## Task requirements
Will you transcribe all the entries word for word, skipping the pictures they hold?

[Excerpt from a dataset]
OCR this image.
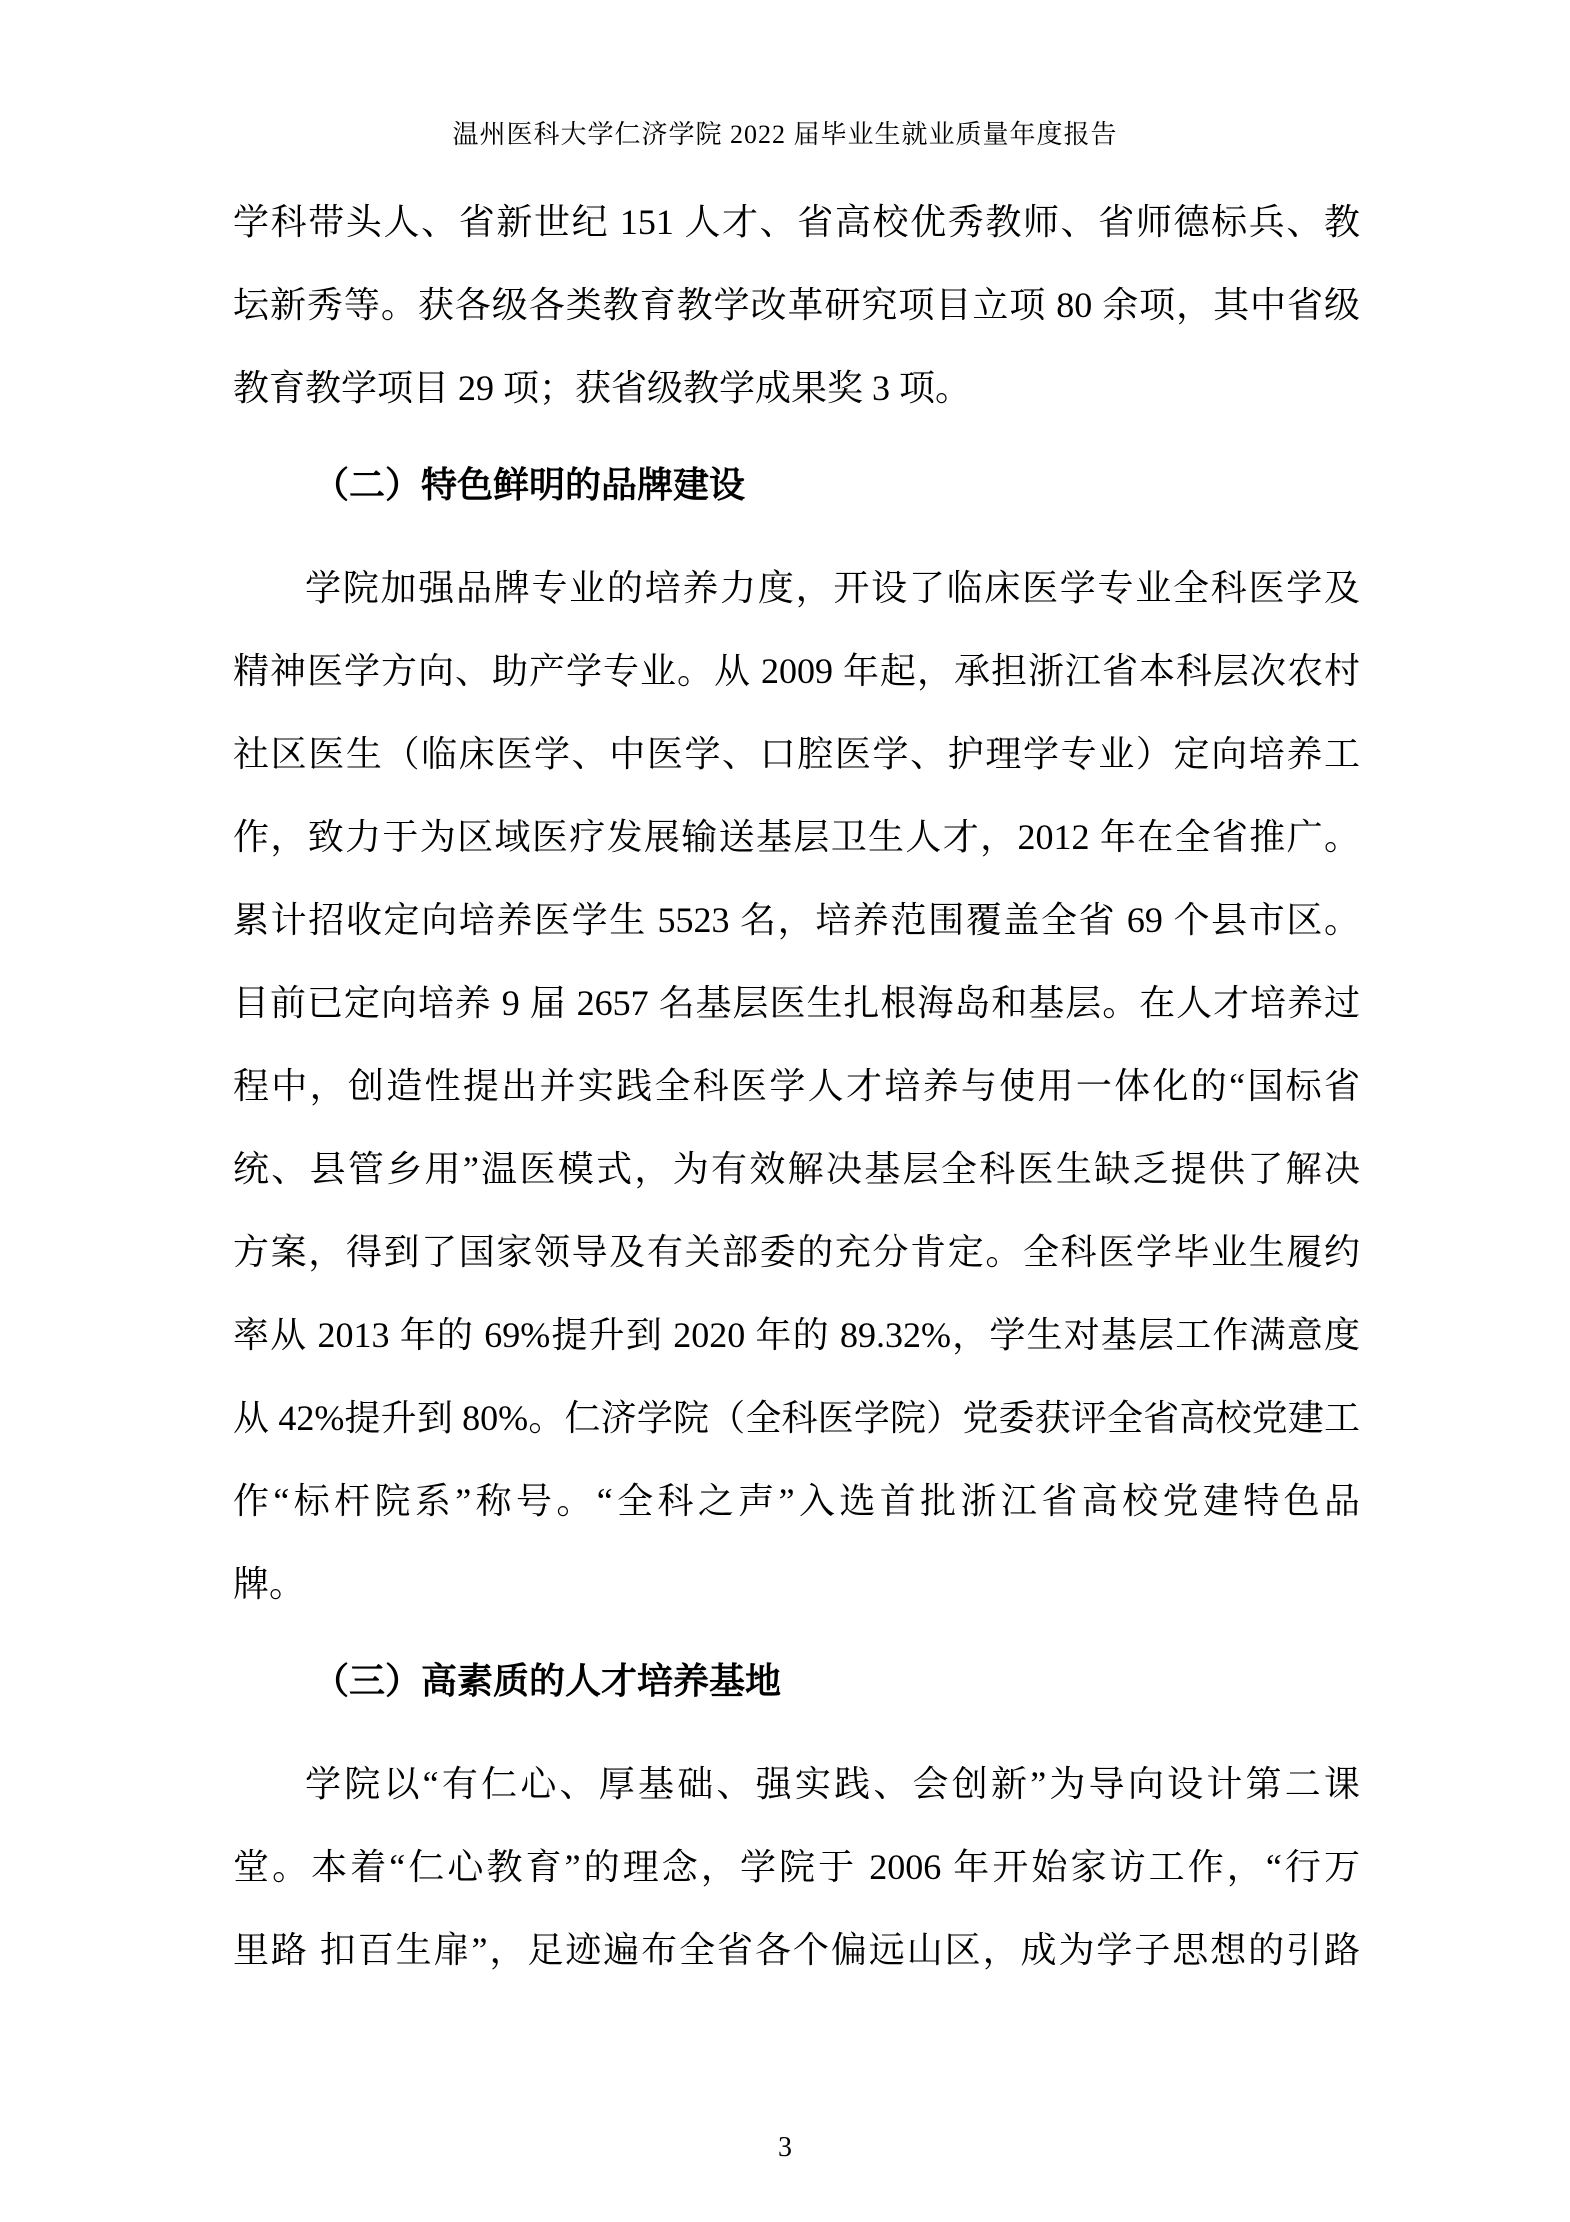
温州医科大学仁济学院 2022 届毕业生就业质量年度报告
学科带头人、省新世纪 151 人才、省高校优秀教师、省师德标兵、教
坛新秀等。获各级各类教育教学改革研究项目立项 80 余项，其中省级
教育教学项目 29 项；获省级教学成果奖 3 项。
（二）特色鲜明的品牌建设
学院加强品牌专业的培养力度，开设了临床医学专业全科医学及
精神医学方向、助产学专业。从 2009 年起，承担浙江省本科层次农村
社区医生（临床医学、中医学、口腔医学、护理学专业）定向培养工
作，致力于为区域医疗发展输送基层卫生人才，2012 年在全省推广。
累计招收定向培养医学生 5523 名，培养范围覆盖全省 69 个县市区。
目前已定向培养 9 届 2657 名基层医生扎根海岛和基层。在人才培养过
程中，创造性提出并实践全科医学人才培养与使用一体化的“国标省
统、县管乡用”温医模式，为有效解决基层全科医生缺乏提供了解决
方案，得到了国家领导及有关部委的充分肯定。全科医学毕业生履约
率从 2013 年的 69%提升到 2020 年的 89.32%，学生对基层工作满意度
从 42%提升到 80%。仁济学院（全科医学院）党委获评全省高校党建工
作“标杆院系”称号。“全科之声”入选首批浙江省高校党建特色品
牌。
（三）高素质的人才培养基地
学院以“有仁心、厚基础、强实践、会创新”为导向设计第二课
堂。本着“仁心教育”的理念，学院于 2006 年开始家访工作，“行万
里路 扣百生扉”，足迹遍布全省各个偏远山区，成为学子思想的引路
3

## Response below
OCR this image.
温州医科大学仁济学院 2022 届毕业生就业质量年度报告
学科带头人、省新世纪 151 人才、省高校优秀教师、省师德标兵、教
坛新秀等。获各级各类教育教学改革研究项目立项 80 余项，其中省级
教育教学项目 29 项；获省级教学成果奖 3 项。
（二）特色鲜明的品牌建设
学院加强品牌专业的培养力度，开设了临床医学专业全科医学及
精神医学方向、助产学专业。从 2009 年起，承担浙江省本科层次农村
社区医生（临床医学、中医学、口腔医学、护理学专业）定向培养工
作，致力于为区域医疗发展输送基层卫生人才，2012 年在全省推广。
累计招收定向培养医学生 5523 名，培养范围覆盖全省 69 个县市区。
目前已定向培养 9 届 2657 名基层医生扎根海岛和基层。在人才培养过
程中，创造性提出并实践全科医学人才培养与使用一体化的“国标省
统、县管乡用”温医模式，为有效解决基层全科医生缺乏提供了解决
方案，得到了国家领导及有关部委的充分肯定。全科医学毕业生履约
率从 2013 年的 69%提升到 2020 年的 89.32%，学生对基层工作满意度
从 42%提升到 80%。仁济学院（全科医学院）党委获评全省高校党建工
作“标杆院系”称号。“全科之声”入选首批浙江省高校党建特色品
牌。
（三）高素质的人才培养基地
学院以“有仁心、厚基础、强实践、会创新”为导向设计第二课
堂。本着“仁心教育”的理念，学院于 2006 年开始家访工作，“行万
里路 扣百生扉”，足迹遍布全省各个偏远山区，成为学子思想的引路
3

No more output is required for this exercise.